### Task instructions
Find every line below that contains the word "больших" and copy it out.

BEGIN Source data

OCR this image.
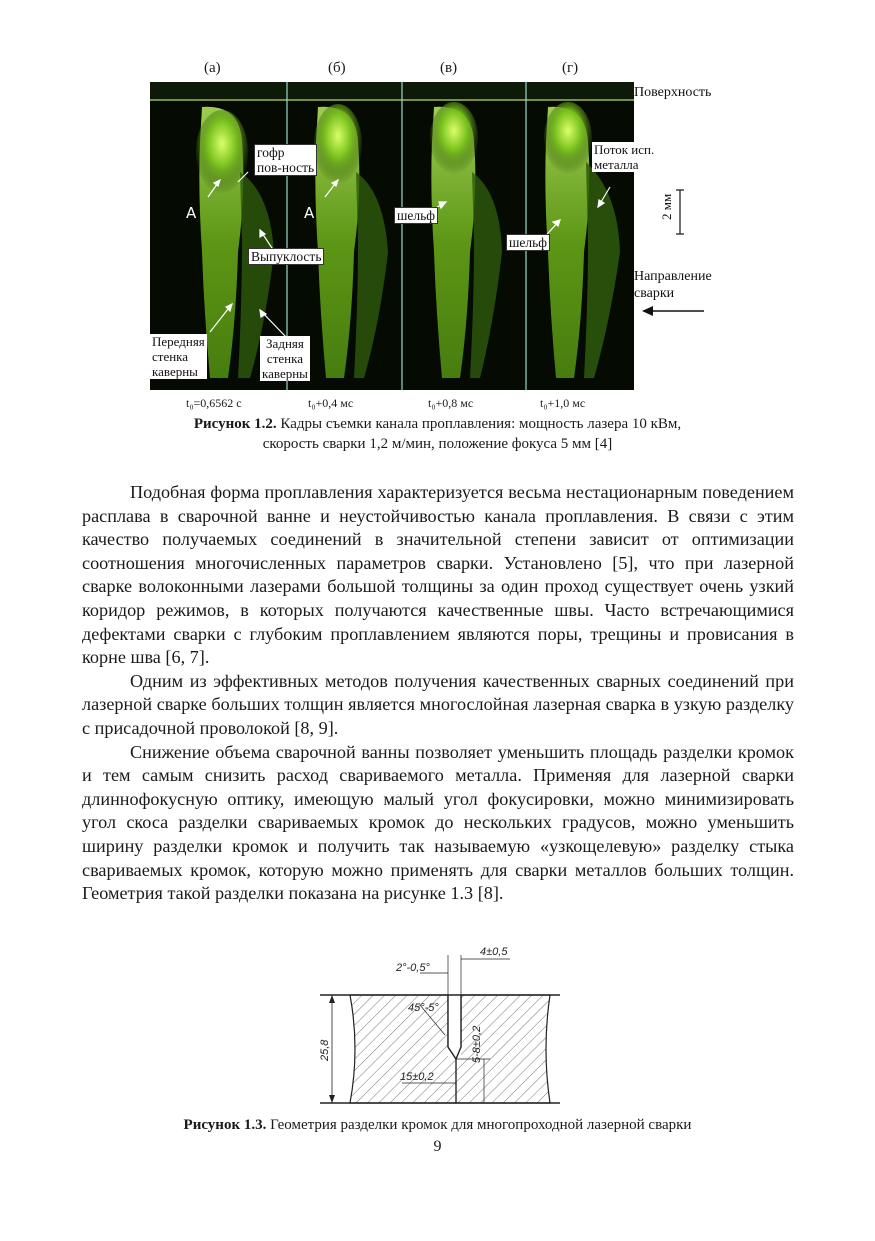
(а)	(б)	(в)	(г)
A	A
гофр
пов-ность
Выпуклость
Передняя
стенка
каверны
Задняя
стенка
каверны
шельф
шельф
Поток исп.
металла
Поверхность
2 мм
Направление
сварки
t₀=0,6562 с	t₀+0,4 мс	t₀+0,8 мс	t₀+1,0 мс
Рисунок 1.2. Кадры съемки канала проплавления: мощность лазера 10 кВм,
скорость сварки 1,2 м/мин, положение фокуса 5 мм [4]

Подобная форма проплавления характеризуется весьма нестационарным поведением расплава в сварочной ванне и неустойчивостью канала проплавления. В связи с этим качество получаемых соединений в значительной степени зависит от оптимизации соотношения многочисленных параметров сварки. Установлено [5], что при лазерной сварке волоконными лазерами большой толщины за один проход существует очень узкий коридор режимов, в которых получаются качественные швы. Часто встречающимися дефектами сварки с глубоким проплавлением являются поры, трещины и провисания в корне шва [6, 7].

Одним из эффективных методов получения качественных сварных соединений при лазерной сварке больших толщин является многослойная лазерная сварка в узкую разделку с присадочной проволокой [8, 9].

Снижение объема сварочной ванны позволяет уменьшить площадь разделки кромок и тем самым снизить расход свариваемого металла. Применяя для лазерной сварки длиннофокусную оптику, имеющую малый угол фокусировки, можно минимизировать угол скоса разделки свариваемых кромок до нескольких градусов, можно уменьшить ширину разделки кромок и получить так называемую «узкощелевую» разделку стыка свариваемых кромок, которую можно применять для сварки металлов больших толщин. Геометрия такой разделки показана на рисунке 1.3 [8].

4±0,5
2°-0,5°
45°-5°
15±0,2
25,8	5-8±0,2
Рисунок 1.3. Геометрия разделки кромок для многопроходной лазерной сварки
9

END Source data
BEGIN Source data

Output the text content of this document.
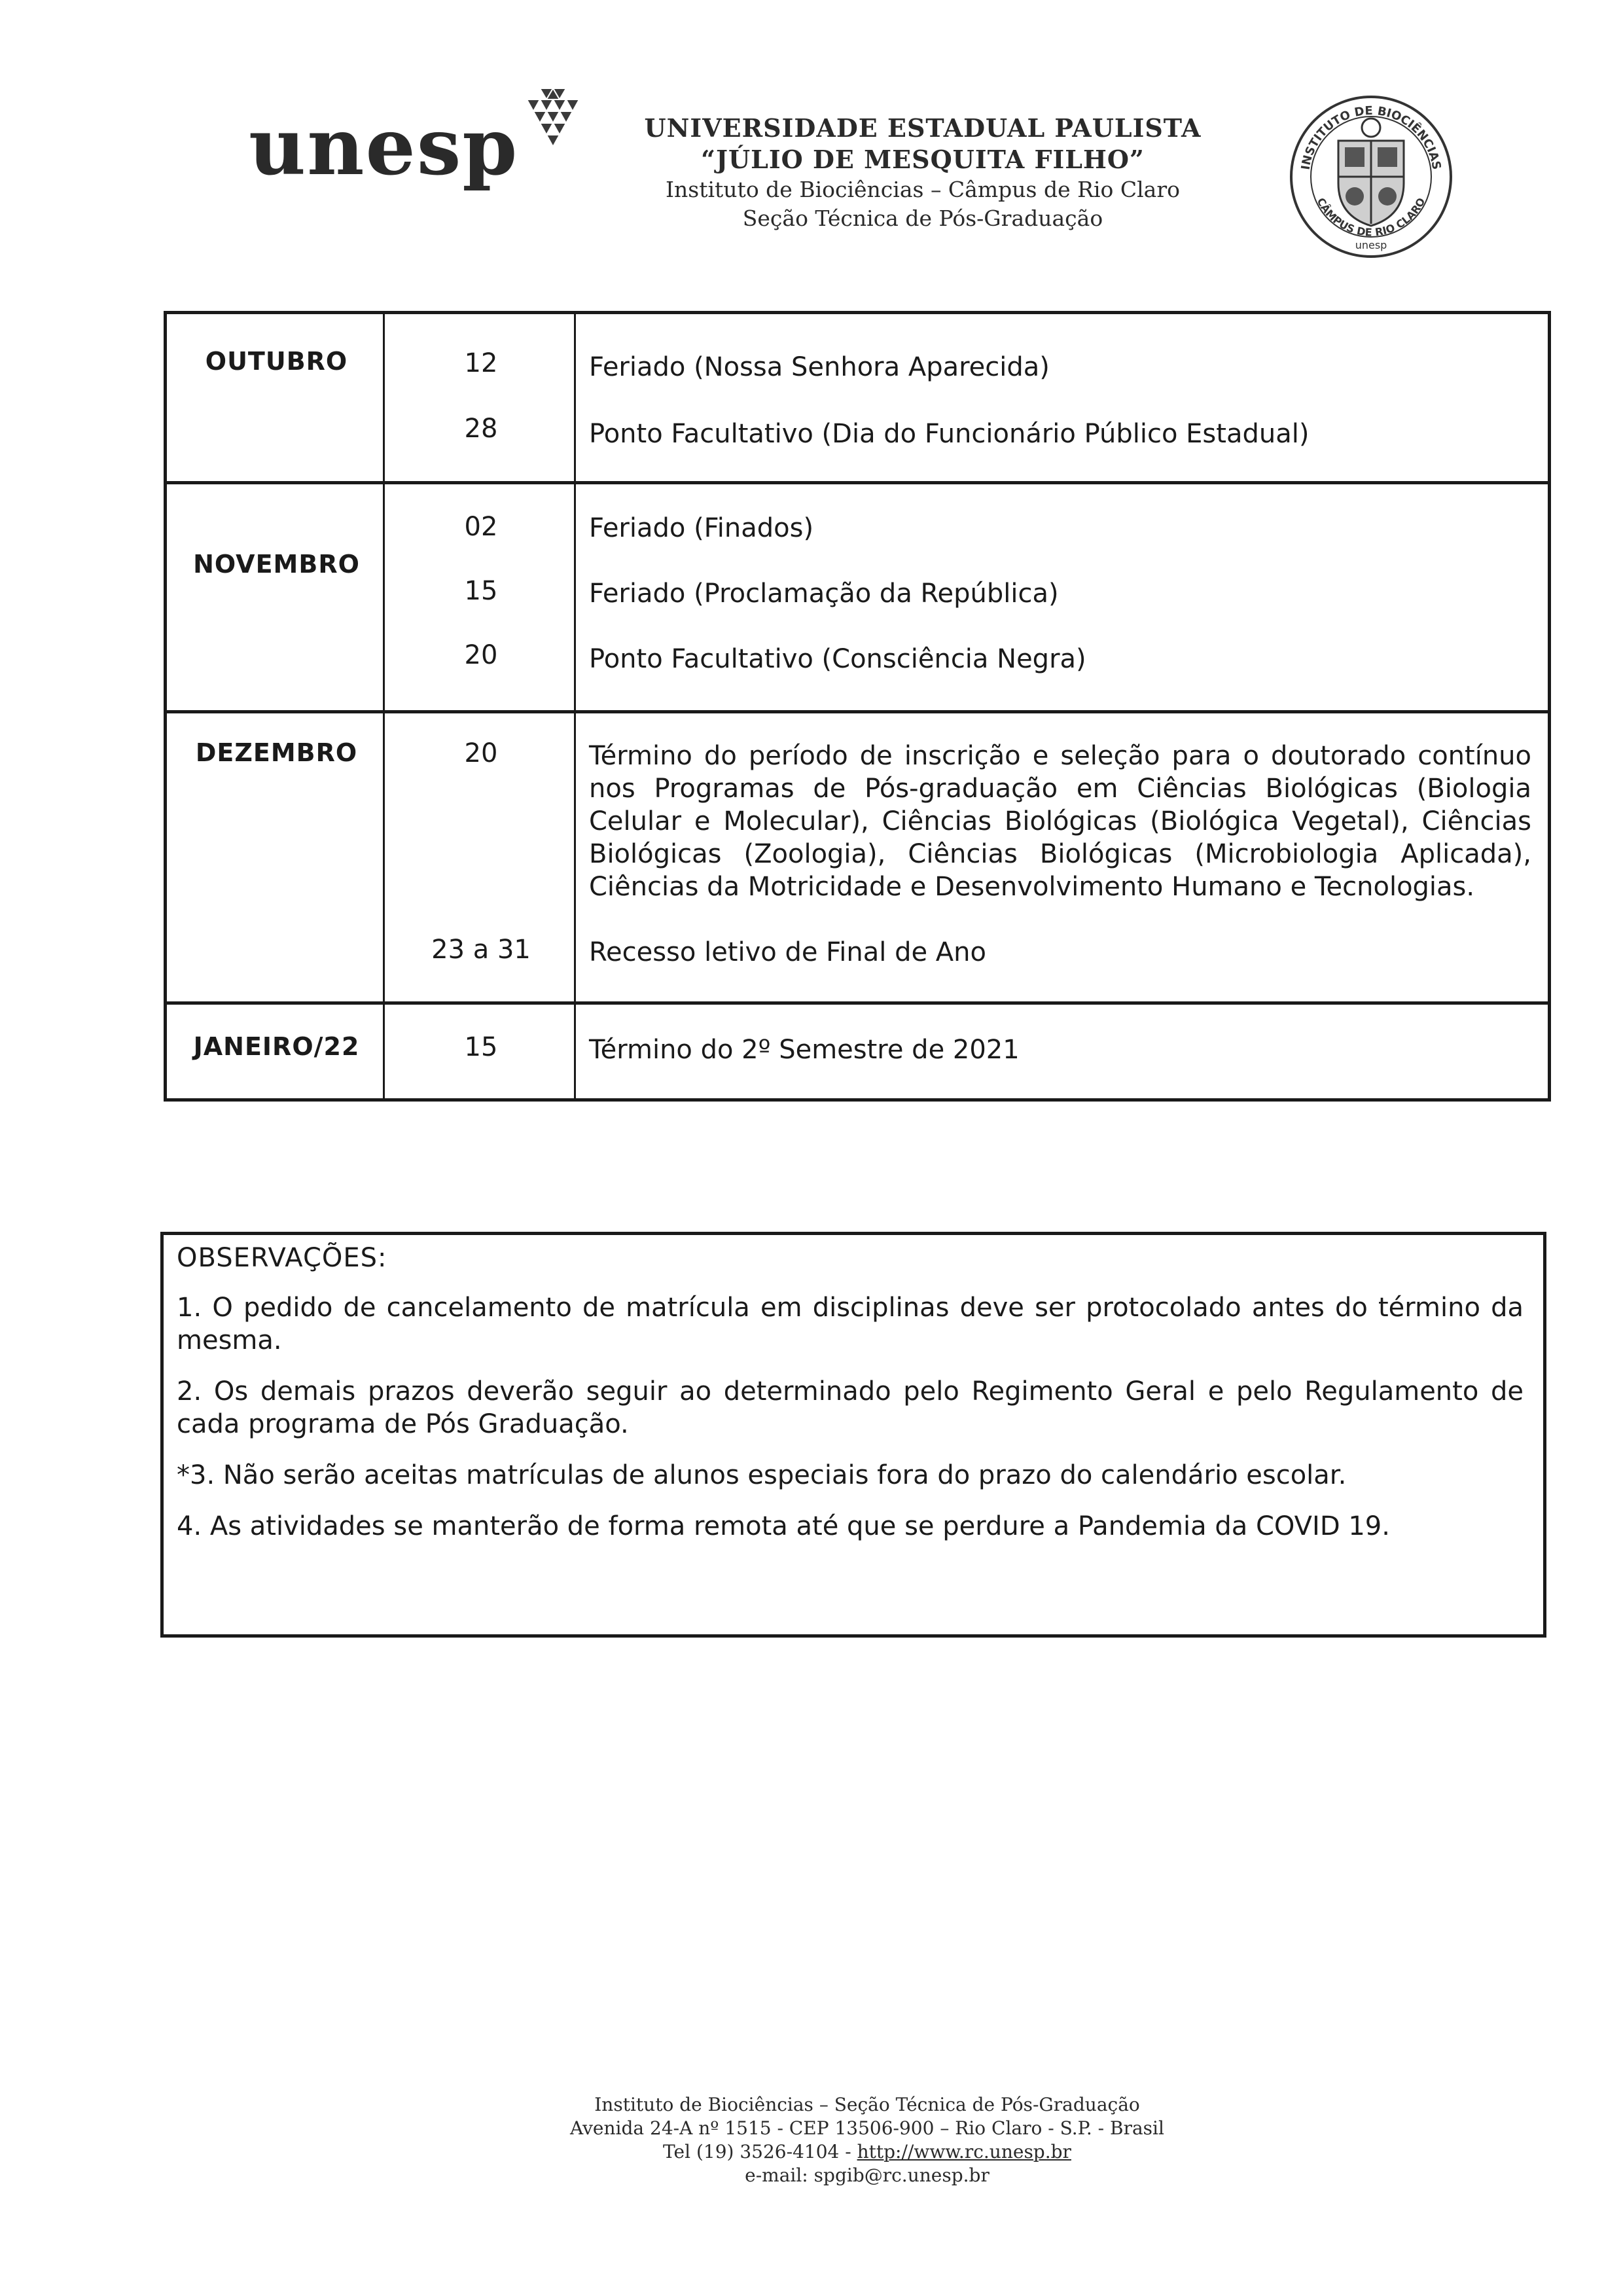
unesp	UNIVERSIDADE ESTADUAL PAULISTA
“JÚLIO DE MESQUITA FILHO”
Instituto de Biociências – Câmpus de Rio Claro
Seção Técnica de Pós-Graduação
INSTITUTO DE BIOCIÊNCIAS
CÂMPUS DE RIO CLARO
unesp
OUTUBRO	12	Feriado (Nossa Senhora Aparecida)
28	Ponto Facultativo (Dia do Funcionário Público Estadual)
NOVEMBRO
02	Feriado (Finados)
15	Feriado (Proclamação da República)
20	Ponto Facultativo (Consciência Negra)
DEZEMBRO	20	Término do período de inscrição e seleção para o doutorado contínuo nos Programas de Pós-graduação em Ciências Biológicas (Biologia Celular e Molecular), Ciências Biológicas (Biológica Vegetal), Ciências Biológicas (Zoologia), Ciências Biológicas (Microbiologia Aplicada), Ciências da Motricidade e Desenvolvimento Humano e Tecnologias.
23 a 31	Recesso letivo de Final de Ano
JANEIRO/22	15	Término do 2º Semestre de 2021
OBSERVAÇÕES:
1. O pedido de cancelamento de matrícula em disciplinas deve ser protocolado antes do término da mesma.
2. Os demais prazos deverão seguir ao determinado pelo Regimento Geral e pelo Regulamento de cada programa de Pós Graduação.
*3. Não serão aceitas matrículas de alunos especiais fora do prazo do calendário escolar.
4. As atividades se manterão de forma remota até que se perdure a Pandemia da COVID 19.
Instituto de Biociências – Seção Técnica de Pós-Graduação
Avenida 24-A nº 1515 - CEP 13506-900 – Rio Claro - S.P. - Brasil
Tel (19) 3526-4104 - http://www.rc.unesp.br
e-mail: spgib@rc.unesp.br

END Source data

### Solution
Одним из эффективных методов получения качественных сварных соединений при лазерной сварке больших толщин является многослойная лазерная сварка в узкую разделку с присадочной проволокой [8, 9].
Снижение объема сварочной ванны позволяет уменьшить площадь разделки кромок и тем самым снизить расход свариваемого металла. Применяя для лазерной сварки длиннофокусную оптику, имеющую малый угол фокусировки, можно минимизировать угол скоса разделки свариваемых кромок до нескольких градусов, можно уменьшить ширину разделки кромок и получить так называемую «узкощелевую» разделку стыка свариваемых кромок, которую можно применять для сварки металлов больших толщин. Геометрия такой разделки показана на рисунке 1.3 [8].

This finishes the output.